─── Exercise inputs
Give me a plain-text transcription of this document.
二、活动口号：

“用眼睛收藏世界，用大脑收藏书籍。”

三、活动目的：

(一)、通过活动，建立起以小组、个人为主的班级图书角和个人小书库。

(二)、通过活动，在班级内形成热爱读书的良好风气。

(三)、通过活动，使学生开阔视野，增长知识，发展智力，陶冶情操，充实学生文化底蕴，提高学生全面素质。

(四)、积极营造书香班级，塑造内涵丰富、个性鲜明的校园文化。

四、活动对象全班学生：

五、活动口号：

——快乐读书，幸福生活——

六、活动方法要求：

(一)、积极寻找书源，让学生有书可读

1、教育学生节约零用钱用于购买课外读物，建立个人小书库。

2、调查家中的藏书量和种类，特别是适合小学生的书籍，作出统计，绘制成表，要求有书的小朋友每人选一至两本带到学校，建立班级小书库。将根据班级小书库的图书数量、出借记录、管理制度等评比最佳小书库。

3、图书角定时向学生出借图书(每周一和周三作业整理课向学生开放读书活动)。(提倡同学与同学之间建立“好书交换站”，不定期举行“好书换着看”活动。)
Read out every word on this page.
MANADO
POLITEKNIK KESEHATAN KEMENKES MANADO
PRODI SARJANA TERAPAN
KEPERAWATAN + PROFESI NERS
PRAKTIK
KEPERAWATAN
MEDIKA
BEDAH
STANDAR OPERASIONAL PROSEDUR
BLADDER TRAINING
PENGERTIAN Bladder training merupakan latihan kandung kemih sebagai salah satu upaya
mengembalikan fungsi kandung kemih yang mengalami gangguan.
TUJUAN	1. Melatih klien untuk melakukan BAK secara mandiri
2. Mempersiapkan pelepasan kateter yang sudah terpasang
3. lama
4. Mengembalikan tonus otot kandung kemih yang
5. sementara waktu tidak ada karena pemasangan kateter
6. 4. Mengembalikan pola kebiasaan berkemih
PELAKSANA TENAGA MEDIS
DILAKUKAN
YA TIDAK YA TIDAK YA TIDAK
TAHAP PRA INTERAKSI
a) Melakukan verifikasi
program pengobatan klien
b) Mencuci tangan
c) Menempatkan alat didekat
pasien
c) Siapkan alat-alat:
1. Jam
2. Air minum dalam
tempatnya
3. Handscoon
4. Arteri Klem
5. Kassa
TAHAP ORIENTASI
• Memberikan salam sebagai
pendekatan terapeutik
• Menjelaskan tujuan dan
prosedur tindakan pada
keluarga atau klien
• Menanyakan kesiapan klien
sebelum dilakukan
──────
Written request: All lines that include "klien" are to be gathered and copied.

Result:
TUJUAN	1. Melatih klien untuk melakukan BAK secara mandiri
program pengobatan klien
keluarga atau klien
• Menanyakan kesiapan klien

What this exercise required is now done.